* _Texto mostrado_:
────────────────────────────────────────

# persona que comete un atentado



## Abc3007

Hola, como se le llama a la persona o individuo que comete un atentado?
Como por ejemplo, atacante de ataque, agresor de agresión,etc.
Habrá algo parecido a "atentador"? o cuál es la palabra correcta más cercana para describir a esa persona o individuo?


----------



## RIU

Terrorista.


----------



## ErOtto

RIU said:


> Terrorista.


 
Probablemente sea la que más se acerque... pero no es exactamente lo mismo (siendo muy purista, claro). 

Supongo que se usa *terrorista* porque suena muy feo *atentador*... sin embargo sería la palabra correcta para definir a quien *atenta*.

Saludos
Er


----------



## AlBovino

¿Podrías definir en que sentido utilizás la palabra "atentado"?


----------



## Agró

La palabra "atentado", como nombre, no tiene demasiadas connotaciones; siempre se refiere a algún tipo de agresión o al delito relativo a esa agresión. Para mí, "terrorista" es lo más adecuado (si damos por hecho que se está hablando de atentados terroristas, que parece lo lógico):

*atentado**, da**.*
 (Del part. de _atentar_).
* 1.     * adj. desus. Cuerdo, prudente, moderado.
* 2.     * adj. desus. Hecho con mucho tiento, sin meter ruido.
* 3.     * m. Agresión o desacato grave a la autoridad u ofensa a un principio u orden que se considera recto.
* 4.     * m. Agresión contra la vida o la integridad física o moral de alguien.
* 5.     * m._ Der._ Delito que consiste en la violencia o resistencia grave contra la autoridad o sus agentes en el ejercicio de funciones públicas, sin llegar a la rebelión ni sedición.
* 6.     * m. p. us. Procedimiento abusivo de cualquier autoridad.

────────────────────────────────────────

* _Listado_:
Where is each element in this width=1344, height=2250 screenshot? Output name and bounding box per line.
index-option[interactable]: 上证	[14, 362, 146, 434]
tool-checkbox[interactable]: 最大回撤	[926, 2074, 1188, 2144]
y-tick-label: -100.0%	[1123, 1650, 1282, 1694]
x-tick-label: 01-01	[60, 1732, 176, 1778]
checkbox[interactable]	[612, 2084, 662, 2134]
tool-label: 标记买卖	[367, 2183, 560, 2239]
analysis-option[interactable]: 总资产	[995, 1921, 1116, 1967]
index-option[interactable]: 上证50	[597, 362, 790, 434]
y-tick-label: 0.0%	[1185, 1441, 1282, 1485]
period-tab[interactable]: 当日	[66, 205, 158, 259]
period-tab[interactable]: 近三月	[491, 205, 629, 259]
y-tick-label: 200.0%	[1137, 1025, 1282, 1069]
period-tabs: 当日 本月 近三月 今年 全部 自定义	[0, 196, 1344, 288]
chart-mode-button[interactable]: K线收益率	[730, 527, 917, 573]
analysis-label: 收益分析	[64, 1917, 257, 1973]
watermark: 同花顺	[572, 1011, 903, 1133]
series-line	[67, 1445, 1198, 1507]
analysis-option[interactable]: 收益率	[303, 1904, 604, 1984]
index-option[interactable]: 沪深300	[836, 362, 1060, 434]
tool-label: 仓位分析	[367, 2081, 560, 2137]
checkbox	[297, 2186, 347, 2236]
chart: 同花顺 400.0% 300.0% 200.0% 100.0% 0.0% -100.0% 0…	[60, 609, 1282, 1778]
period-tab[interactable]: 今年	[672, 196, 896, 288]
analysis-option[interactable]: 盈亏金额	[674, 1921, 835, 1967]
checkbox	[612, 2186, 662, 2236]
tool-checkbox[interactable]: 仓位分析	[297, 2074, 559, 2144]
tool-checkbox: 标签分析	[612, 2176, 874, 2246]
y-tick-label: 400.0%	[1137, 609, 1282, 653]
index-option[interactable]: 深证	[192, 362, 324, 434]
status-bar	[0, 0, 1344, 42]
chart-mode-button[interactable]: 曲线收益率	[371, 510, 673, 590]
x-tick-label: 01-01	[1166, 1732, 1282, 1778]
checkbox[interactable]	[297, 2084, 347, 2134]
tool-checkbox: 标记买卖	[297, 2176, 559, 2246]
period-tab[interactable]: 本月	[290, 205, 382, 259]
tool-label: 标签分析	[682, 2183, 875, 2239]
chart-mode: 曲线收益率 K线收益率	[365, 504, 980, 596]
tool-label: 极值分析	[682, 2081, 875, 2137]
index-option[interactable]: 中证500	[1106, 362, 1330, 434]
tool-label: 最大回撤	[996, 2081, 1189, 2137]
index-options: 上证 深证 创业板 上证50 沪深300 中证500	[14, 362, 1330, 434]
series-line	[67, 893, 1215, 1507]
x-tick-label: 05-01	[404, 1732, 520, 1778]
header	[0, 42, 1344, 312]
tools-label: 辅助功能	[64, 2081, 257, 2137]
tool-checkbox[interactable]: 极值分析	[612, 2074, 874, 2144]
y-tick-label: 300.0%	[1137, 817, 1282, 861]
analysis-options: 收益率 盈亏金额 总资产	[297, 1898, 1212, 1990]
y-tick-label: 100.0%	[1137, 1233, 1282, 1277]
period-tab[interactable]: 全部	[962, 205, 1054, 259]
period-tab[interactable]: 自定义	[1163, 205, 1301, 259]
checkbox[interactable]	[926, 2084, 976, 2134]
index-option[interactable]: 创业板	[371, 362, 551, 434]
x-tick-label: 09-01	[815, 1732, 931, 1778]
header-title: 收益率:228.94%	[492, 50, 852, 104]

────────────────────────────────────────

* _Tareas_:
[A] En el hilo sobre la persona que comete un atentado, ¿por qué cree ErOtto que se usa "terrorista" y no "atentador"?
[B] Presenta como tabla Markdown las líneas del listado desde su inicio hasta la línea que contiene "chart: 同花顺 400.0%", ambas incluidas. Usa las columnas "N.º" y "Texto" y omite las líneas en blanco.

* _Respuestas_:
[A] Porque "atentador" suena muy feo. Aun así, ErOtto considera que sería la palabra correcta para definir a quien atenta.

[B]
| N.º | Texto |
|---|---|
| 1 | Where is each element in this width=1344, height=2250 screenshot? Output name and bounding box per line. |
| 2 | index-option[interactable]: 上证	[14, 362, 146, 434] |
| 3 | tool-checkbox[interactable]: 最大回撤	[926, 2074, 1188, 2144] |
| 4 | y-tick-label: -100.0%	[1123, 1650, 1282, 1694] |
| 5 | x-tick-label: 01-01	[60, 1732, 176, 1778] |
| 6 | checkbox[interactable]	[612, 2084, 662, 2134] |
| 7 | tool-label: 标记买卖	[367, 2183, 560, 2239] |
| 8 | analysis-option[interactable]: 总资产	[995, 1921, 1116, 1967] |
| 9 | index-option[interactable]: 上证50	[597, 362, 790, 434] |
| 10 | y-tick-label: 0.0%	[1185, 1441, 1282, 1485] |
| 11 | period-tab[interactable]: 当日	[66, 205, 158, 259] |
| 12 | period-tab[interactable]: 近三月	[491, 205, 629, 259] |
| 13 | y-tick-label: 200.0%	[1137, 1025, 1282, 1069] |
| 14 | period-tabs: 当日 本月 近三月 今年 全部 自定义	[0, 196, 1344, 288] |
| 15 | chart-mode-button[interactable]: K线收益率	[730, 527, 917, 573] |
| 16 | analysis-label: 收益分析	[64, 1917, 257, 1973] |
| 17 | watermark: 同花顺	[572, 1011, 903, 1133] |
| 18 | series-line	[67, 1445, 1198, 1507] |
| 19 | analysis-option[interactable]: 收益率	[303, 1904, 604, 1984] |
| 20 | index-option[interactable]: 沪深300	[836, 362, 1060, 434] |
| 21 | tool-label: 仓位分析	[367, 2081, 560, 2137] |
| 22 | checkbox	[297, 2186, 347, 2236] |
| 23 | chart: 同花顺 400.0% 300.0% 200.0% 100.0% 0.0% -100.0% 0…	[60, 609, 1282, 1778] |